[PROVIDED ENTRIES start]

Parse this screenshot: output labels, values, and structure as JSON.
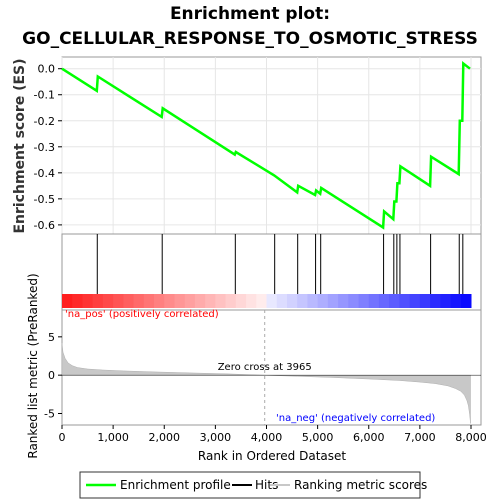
{
  "title_line1": "Enrichment plot:",
  "title_line2": "GO_CELLULAR_RESPONSE_TO_OSMOTIC_STRESS",
  "chart_data": [
    {
      "type": "line",
      "name": "enrichment",
      "ylabel": "Enrichment score (ES)",
      "xlim": [
        0,
        8000
      ],
      "ylim": [
        -0.635,
        0.045
      ],
      "y_ticks": [
        "0.0",
        "-0.1",
        "-0.2",
        "-0.3",
        "-0.4",
        "-0.5",
        "-0.6"
      ],
      "y_tick_values": [
        0.0,
        -0.1,
        -0.2,
        -0.3,
        -0.4,
        -0.5,
        -0.6
      ],
      "grid": true,
      "series": [
        {
          "name": "Enrichment profile",
          "color": "#00ff00",
          "x": [
            0,
            680,
            700,
            1950,
            1970,
            3380,
            3400,
            4150,
            4600,
            4620,
            4950,
            4970,
            5050,
            5070,
            6280,
            6300,
            6480,
            6500,
            6540,
            6560,
            6600,
            6620,
            7200,
            7220,
            7760,
            7780,
            7830,
            7850,
            7980
          ],
          "y": [
            0.0,
            -0.085,
            -0.03,
            -0.185,
            -0.152,
            -0.33,
            -0.32,
            -0.41,
            -0.475,
            -0.45,
            -0.485,
            -0.468,
            -0.48,
            -0.458,
            -0.61,
            -0.548,
            -0.578,
            -0.51,
            -0.51,
            -0.44,
            -0.44,
            -0.375,
            -0.45,
            -0.338,
            -0.405,
            -0.2,
            -0.2,
            0.02,
            0.0
          ]
        }
      ]
    },
    {
      "type": "scatter",
      "name": "hits",
      "x_hits": [
        690,
        1960,
        3390,
        4160,
        4610,
        4960,
        5060,
        6290,
        6490,
        6550,
        6610,
        7210,
        7770,
        7840
      ]
    },
    {
      "type": "area",
      "name": "ranked-metric",
      "xlabel": "Rank in Ordered Dataset",
      "ylabel": "Ranked list metric (PreRanked)",
      "xlim": [
        0,
        8000
      ],
      "ylim": [
        -6.5,
        8.5
      ],
      "x_ticks": [
        "0",
        "1,000",
        "2,000",
        "3,000",
        "4,000",
        "5,000",
        "6,000",
        "7,000",
        "8,000"
      ],
      "x_tick_values": [
        0,
        1000,
        2000,
        3000,
        4000,
        5000,
        6000,
        7000,
        8000
      ],
      "y_ticks": [
        "5",
        "0",
        "-5"
      ],
      "y_tick_values": [
        5,
        0,
        -5
      ],
      "x": [
        0,
        20,
        60,
        120,
        200,
        300,
        500,
        800,
        1200,
        1800,
        2500,
        3200,
        3965,
        4600,
        5300,
        6000,
        6600,
        7000,
        7300,
        7550,
        7700,
        7800,
        7870,
        7920,
        7950,
        7975,
        7990
      ],
      "y": [
        4.2,
        3.0,
        2.2,
        1.6,
        1.25,
        1.0,
        0.8,
        0.68,
        0.55,
        0.42,
        0.3,
        0.18,
        0.0,
        -0.15,
        -0.3,
        -0.5,
        -0.7,
        -0.9,
        -1.1,
        -1.4,
        -1.75,
        -2.1,
        -2.6,
        -3.3,
        -4.0,
        -5.2,
        -6.3
      ],
      "zero_cross_label": "Zero cross at 3965",
      "zero_cross": 3965,
      "pos_label": "'na_pos' (positively correlated)",
      "neg_label": "'na_neg' (negatively correlated)",
      "pos_color": "#ff0000",
      "neg_color": "#0000ff",
      "fill_color": "#c8c8c8"
    }
  ],
  "legend": {
    "items": [
      {
        "label": "Enrichment profile",
        "color": "#00ff00"
      },
      {
        "label": "Hits",
        "color": "#000000"
      },
      {
        "label": "Ranking metric scores",
        "color": "#c8c8c8"
      }
    ]
  }
}
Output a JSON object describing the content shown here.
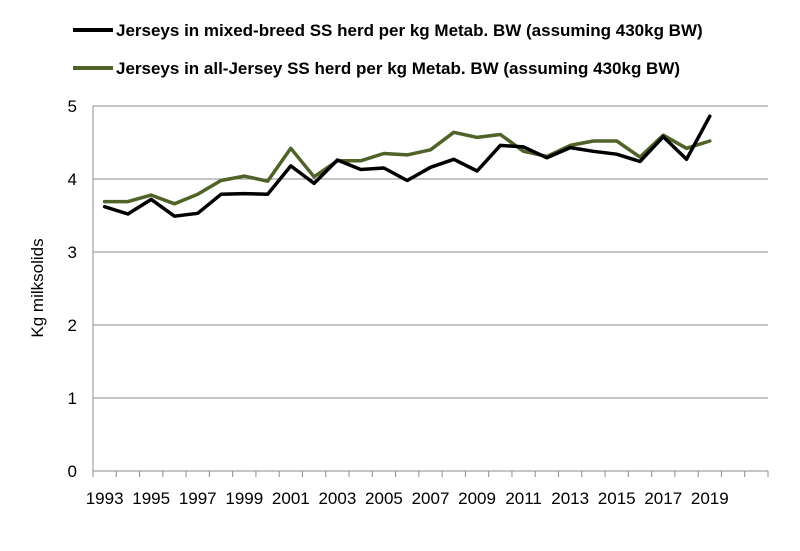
{
  "chart_data": {
    "type": "line",
    "title": "",
    "xlabel": "",
    "ylabel": "Kg milksolids",
    "ylim": [
      0,
      5
    ],
    "yticks": [
      0,
      1,
      2,
      3,
      4,
      5
    ],
    "x": [
      1993,
      1994,
      1995,
      1996,
      1997,
      1998,
      1999,
      2000,
      2001,
      2002,
      2003,
      2004,
      2005,
      2006,
      2007,
      2008,
      2009,
      2010,
      2011,
      2012,
      2013,
      2014,
      2015,
      2016,
      2017,
      2018,
      2019
    ],
    "xtick_labels": [
      "1993",
      "1995",
      "1997",
      "1999",
      "2001",
      "2003",
      "2005",
      "2007",
      "2009",
      "2011",
      "2013",
      "2015",
      "2017",
      "2019"
    ],
    "grid": "horizontal",
    "legend_position": "top",
    "series": [
      {
        "name": "Jerseys in mixed-breed SS herd per kg Metab. BW (assuming 430kg BW)",
        "color": "#000000",
        "values": [
          3.62,
          3.52,
          3.72,
          3.49,
          3.53,
          3.79,
          3.8,
          3.79,
          4.18,
          3.94,
          4.26,
          4.13,
          4.15,
          3.98,
          4.16,
          4.27,
          4.11,
          4.46,
          4.44,
          4.29,
          4.43,
          4.38,
          4.34,
          4.24,
          4.58,
          4.27,
          4.86
        ]
      },
      {
        "name": "Jerseys in all-Jersey SS herd per kg Metab. BW (assuming 430kg BW)",
        "color": "#4f6228",
        "values": [
          3.69,
          3.69,
          3.78,
          3.66,
          3.79,
          3.98,
          4.04,
          3.97,
          4.42,
          4.03,
          4.25,
          4.25,
          4.35,
          4.33,
          4.4,
          4.64,
          4.57,
          4.61,
          4.38,
          4.31,
          4.46,
          4.52,
          4.52,
          4.3,
          4.6,
          4.42,
          4.52
        ]
      }
    ]
  }
}
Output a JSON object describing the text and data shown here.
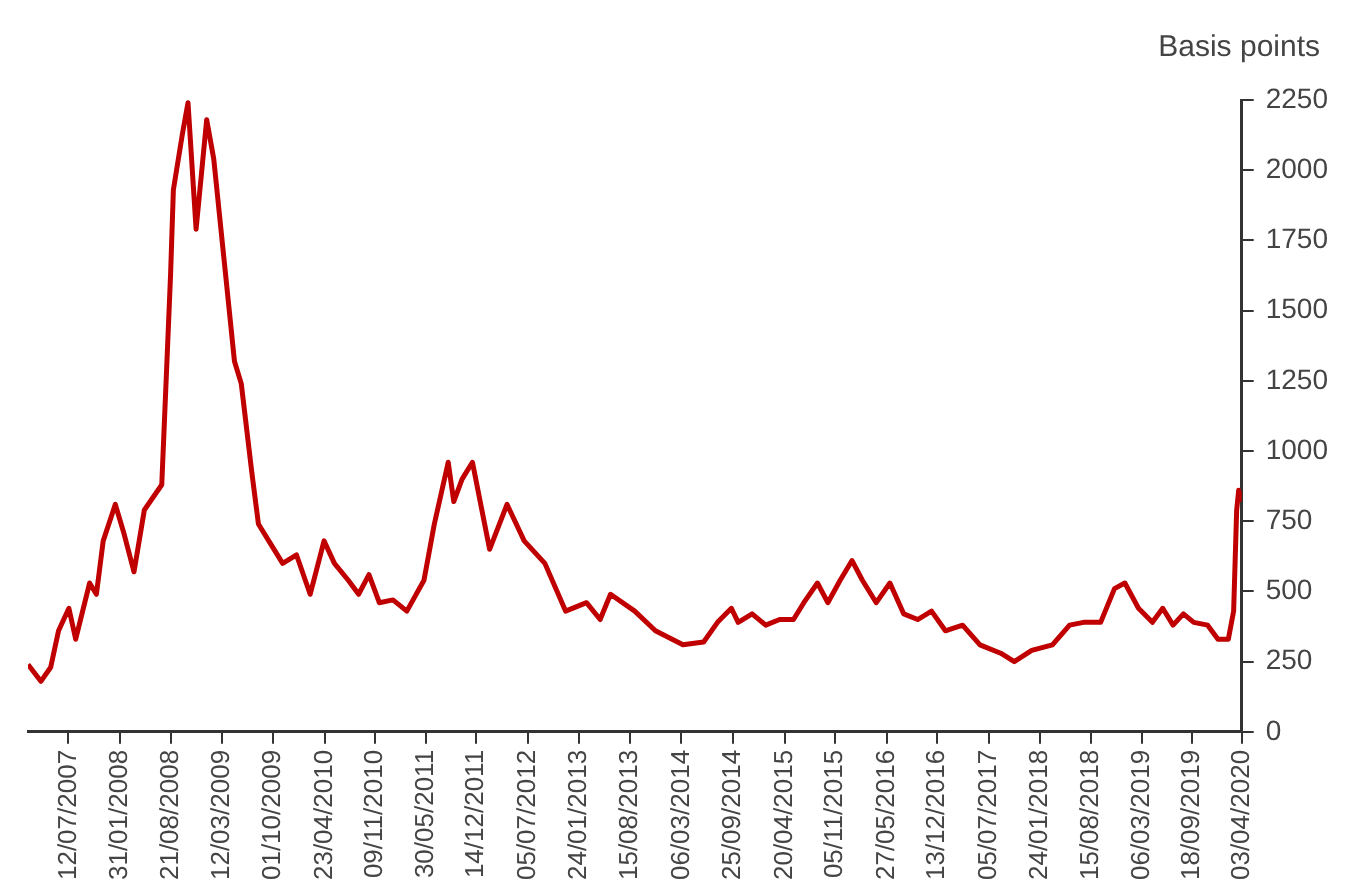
{
  "chart_data": {
    "type": "line",
    "ylabel": "Basis points",
    "x": [
      "2007-02-02",
      "2007-03-25",
      "2007-05-03",
      "2007-06-03",
      "2007-07-14",
      "2007-08-10",
      "2007-10-04",
      "2007-10-31",
      "2007-11-27",
      "2008-01-14",
      "2008-02-16",
      "2008-03-28",
      "2008-05-08",
      "2008-07-16",
      "2008-08-20",
      "2008-08-31",
      "2008-10-06",
      "2008-10-28",
      "2008-11-29",
      "2009-01-10",
      "2009-02-07",
      "2009-03-20",
      "2009-04-30",
      "2009-05-27",
      "2009-07-07",
      "2009-08-03",
      "2009-09-13",
      "2009-11-07",
      "2010-01-01",
      "2010-02-24",
      "2010-04-20",
      "2010-05-31",
      "2010-07-25",
      "2010-09-04",
      "2010-10-15",
      "2010-11-25",
      "2011-01-18",
      "2011-03-14",
      "2011-05-21",
      "2011-07-01",
      "2011-08-25",
      "2011-09-16",
      "2011-10-19",
      "2011-11-29",
      "2012-02-05",
      "2012-04-14",
      "2012-06-21",
      "2012-09-11",
      "2012-12-02",
      "2013-02-23",
      "2013-04-18",
      "2013-05-29",
      "2013-09-02",
      "2013-11-23",
      "2014-03-12",
      "2014-06-02",
      "2014-07-27",
      "2014-09-20",
      "2014-10-17",
      "2014-12-11",
      "2015-02-03",
      "2015-03-30",
      "2015-05-24",
      "2015-07-04",
      "2015-08-27",
      "2015-10-07",
      "2015-11-25",
      "2016-01-11",
      "2016-02-21",
      "2016-04-16",
      "2016-06-09",
      "2016-08-03",
      "2016-09-27",
      "2016-11-21",
      "2017-01-15",
      "2017-03-24",
      "2017-06-01",
      "2017-08-22",
      "2017-10-15",
      "2017-12-23",
      "2018-03-15",
      "2018-05-22",
      "2018-07-16",
      "2018-09-22",
      "2018-11-16",
      "2018-12-27",
      "2019-02-19",
      "2019-04-15",
      "2019-05-26",
      "2019-07-06",
      "2019-08-16",
      "2019-09-26",
      "2019-11-20",
      "2019-12-31",
      "2020-02-10",
      "2020-03-02",
      "2020-03-14",
      "2020-03-22",
      "2020-04-03"
    ],
    "series": [
      {
        "color": "#c00000",
        "values": [
          240,
          180,
          230,
          360,
          440,
          330,
          530,
          490,
          680,
          810,
          710,
          570,
          790,
          880,
          1630,
          1930,
          2130,
          2240,
          1790,
          2180,
          2040,
          1680,
          1320,
          1240,
          930,
          740,
          680,
          600,
          630,
          490,
          680,
          600,
          540,
          490,
          560,
          460,
          470,
          430,
          540,
          740,
          960,
          820,
          900,
          960,
          650,
          810,
          680,
          600,
          430,
          460,
          400,
          490,
          430,
          360,
          310,
          320,
          390,
          440,
          390,
          420,
          380,
          400,
          400,
          460,
          530,
          460,
          540,
          610,
          540,
          460,
          530,
          420,
          400,
          430,
          360,
          380,
          310,
          280,
          250,
          290,
          310,
          380,
          390,
          390,
          510,
          530,
          440,
          390,
          440,
          380,
          420,
          390,
          380,
          330,
          330,
          430,
          790,
          860,
          820
        ]
      }
    ],
    "xlim": [
      "2007-02-02",
      "2020-04-03"
    ],
    "xticks": [
      {
        "value": "2007-07-12",
        "label": "12/07/2007"
      },
      {
        "value": "2008-01-31",
        "label": "31/01/2008"
      },
      {
        "value": "2008-08-21",
        "label": "21/08/2008"
      },
      {
        "value": "2009-03-12",
        "label": "12/03/2009"
      },
      {
        "value": "2009-10-01",
        "label": "01/10/2009"
      },
      {
        "value": "2010-04-23",
        "label": "23/04/2010"
      },
      {
        "value": "2010-11-09",
        "label": "09/11/2010"
      },
      {
        "value": "2011-05-30",
        "label": "30/05/2011"
      },
      {
        "value": "2011-12-14",
        "label": "14/12/2011"
      },
      {
        "value": "2012-07-05",
        "label": "05/07/2012"
      },
      {
        "value": "2013-01-24",
        "label": "24/01/2013"
      },
      {
        "value": "2013-08-15",
        "label": "15/08/2013"
      },
      {
        "value": "2014-03-06",
        "label": "06/03/2014"
      },
      {
        "value": "2014-09-25",
        "label": "25/09/2014"
      },
      {
        "value": "2015-04-20",
        "label": "20/04/2015"
      },
      {
        "value": "2015-11-05",
        "label": "05/11/2015"
      },
      {
        "value": "2016-05-27",
        "label": "27/05/2016"
      },
      {
        "value": "2016-12-13",
        "label": "13/12/2016"
      },
      {
        "value": "2017-07-05",
        "label": "05/07/2017"
      },
      {
        "value": "2018-01-24",
        "label": "24/01/2018"
      },
      {
        "value": "2018-08-15",
        "label": "15/08/2018"
      },
      {
        "value": "2019-03-06",
        "label": "06/03/2019"
      },
      {
        "value": "2019-09-18",
        "label": "18/09/2019"
      },
      {
        "value": "2020-04-03",
        "label": "03/04/2020"
      }
    ],
    "ylim": [
      0,
      2250
    ],
    "yticks": [
      0,
      250,
      500,
      750,
      1000,
      1250,
      1500,
      1750,
      2000,
      2250
    ],
    "grid": false,
    "legend": false,
    "marker": "none",
    "line_style": "solid"
  }
}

[PROVIDED ENTRIES end]

PROBLEM STATEMENT>
Filter the records above for lines containing the word "object", and copy those lines.

EXPECTED ANSWER>
Output a JSON object describing the content shown here.
Output a JSON object describing the text and data shown here.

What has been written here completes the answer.